_What the task requires_
Look through the data below. Show each line where the string "this" occurs.

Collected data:
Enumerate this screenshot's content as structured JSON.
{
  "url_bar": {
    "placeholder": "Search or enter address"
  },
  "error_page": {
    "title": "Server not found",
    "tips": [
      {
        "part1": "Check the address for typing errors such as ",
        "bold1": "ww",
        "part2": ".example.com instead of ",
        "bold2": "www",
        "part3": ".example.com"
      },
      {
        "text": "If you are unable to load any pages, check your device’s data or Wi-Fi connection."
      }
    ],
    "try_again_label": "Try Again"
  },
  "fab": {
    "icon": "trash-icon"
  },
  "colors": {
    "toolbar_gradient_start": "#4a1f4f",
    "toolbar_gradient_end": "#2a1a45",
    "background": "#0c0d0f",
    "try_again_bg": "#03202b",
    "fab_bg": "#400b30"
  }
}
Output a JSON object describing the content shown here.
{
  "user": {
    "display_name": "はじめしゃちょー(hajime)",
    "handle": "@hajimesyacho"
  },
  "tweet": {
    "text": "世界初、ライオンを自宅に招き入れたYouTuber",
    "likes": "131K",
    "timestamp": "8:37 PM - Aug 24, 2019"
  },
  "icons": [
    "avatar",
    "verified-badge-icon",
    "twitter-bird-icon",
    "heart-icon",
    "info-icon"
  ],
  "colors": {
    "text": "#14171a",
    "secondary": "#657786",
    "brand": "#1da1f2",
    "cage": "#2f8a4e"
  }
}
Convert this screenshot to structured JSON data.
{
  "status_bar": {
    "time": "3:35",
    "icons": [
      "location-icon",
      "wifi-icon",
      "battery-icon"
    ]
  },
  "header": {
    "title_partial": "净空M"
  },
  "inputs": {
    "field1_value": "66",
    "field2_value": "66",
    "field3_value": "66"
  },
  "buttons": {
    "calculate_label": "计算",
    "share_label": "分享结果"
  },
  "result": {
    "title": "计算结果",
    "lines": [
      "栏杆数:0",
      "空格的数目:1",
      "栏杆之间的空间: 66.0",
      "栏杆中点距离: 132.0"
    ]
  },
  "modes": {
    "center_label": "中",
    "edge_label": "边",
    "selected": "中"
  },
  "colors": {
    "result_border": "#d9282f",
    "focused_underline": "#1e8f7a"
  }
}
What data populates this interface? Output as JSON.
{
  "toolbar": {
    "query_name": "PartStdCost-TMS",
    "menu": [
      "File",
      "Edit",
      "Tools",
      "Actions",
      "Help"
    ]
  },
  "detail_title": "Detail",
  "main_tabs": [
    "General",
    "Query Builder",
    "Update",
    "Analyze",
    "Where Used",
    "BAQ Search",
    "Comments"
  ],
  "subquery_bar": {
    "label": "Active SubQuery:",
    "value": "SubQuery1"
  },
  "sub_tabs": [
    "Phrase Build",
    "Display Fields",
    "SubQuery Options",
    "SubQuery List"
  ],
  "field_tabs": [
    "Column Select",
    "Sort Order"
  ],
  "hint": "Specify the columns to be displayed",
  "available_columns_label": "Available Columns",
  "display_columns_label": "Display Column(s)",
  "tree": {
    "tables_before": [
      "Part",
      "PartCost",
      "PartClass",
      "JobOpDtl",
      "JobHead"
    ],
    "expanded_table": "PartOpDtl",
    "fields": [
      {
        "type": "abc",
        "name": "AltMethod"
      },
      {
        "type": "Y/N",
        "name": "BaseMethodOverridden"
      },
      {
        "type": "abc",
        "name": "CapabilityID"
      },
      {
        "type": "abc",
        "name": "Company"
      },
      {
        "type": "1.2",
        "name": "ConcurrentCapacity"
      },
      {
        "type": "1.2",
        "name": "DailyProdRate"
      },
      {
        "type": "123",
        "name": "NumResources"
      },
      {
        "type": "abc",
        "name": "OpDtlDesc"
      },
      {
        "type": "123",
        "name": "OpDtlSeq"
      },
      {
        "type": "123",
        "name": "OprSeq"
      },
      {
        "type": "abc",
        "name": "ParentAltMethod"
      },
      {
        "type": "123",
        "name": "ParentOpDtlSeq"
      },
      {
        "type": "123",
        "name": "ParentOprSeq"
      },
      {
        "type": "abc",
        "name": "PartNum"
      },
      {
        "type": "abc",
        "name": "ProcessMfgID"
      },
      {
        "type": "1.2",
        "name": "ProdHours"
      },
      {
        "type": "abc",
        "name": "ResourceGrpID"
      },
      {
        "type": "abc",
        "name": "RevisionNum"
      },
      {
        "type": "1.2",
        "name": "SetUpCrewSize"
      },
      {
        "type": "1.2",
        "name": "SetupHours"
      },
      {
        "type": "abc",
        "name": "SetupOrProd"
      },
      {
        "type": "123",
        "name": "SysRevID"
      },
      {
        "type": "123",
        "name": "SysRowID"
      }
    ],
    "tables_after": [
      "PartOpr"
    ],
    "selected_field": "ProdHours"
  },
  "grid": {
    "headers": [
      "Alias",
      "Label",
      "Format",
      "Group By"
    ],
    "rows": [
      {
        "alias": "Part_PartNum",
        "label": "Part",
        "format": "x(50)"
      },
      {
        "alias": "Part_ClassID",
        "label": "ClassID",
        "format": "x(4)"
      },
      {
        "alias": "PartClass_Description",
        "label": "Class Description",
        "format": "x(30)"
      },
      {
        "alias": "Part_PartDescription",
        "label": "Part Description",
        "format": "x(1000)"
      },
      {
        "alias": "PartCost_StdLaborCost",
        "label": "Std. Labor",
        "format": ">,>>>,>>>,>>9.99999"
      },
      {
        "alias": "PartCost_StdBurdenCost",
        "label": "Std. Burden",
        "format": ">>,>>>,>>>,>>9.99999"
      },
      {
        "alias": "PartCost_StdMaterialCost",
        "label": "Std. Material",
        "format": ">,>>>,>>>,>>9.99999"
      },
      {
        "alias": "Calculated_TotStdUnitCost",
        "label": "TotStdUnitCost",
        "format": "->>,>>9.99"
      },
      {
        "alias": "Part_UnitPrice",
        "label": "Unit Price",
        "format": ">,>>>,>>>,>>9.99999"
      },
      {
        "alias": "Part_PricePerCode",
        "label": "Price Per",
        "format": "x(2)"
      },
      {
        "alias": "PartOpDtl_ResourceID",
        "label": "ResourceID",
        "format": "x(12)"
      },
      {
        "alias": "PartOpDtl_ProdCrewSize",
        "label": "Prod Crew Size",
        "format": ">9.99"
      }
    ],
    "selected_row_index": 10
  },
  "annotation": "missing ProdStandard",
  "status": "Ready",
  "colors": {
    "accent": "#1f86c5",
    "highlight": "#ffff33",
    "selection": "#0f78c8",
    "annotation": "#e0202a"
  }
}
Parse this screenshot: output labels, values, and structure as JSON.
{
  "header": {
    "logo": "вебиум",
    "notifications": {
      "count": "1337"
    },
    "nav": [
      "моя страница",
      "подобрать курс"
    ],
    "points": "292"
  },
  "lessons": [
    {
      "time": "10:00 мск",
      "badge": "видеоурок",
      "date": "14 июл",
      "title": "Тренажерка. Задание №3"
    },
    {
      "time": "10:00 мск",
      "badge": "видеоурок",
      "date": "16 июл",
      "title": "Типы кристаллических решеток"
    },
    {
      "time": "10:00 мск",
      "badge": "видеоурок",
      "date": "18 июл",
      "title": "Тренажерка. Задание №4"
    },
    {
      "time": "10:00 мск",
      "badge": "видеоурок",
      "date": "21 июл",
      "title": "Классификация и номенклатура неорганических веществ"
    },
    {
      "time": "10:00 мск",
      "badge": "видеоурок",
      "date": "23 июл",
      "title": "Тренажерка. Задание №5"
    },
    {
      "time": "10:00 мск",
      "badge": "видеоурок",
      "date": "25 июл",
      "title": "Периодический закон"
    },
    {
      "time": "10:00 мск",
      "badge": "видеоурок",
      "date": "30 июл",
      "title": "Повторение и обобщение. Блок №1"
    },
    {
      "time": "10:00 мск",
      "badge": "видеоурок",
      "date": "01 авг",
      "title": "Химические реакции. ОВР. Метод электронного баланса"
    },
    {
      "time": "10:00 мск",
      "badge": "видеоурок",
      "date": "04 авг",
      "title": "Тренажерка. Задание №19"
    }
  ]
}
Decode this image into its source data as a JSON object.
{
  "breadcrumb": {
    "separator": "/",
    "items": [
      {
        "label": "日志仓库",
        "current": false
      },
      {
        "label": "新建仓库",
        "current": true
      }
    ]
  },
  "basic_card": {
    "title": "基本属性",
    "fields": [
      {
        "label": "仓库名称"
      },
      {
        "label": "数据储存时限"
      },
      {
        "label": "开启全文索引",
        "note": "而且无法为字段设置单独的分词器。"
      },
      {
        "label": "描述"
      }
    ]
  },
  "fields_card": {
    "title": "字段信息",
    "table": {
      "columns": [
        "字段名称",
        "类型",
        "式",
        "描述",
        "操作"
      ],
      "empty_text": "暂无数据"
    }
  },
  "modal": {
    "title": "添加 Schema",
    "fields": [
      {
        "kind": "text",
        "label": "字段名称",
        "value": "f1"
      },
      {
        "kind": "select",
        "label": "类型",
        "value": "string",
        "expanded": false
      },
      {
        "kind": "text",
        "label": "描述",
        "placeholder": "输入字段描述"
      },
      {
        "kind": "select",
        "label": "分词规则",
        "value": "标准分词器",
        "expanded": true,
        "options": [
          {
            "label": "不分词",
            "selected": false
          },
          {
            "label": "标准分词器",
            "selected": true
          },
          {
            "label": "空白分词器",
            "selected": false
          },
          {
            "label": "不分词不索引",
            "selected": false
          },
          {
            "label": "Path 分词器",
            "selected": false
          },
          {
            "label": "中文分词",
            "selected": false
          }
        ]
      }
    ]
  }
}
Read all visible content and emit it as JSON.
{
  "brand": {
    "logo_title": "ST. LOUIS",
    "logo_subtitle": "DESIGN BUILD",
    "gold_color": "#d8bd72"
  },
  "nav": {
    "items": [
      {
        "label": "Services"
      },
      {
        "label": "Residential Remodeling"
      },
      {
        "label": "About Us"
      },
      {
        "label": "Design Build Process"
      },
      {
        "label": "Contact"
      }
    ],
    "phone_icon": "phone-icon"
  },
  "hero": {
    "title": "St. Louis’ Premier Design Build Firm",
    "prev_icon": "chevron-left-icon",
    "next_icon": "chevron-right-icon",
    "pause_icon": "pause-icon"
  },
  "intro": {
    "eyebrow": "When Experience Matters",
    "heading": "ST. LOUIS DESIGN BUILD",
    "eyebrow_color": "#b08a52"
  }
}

_Final result_
Enumerate this screenshot's content as structured JSON.
Convert this screenshot to structured JSON data.
What data populates this interface? Output as JSON.
Parse this screenshot: output labels, values, and structure as JSON.
Decode this image into its source data as a JSON object.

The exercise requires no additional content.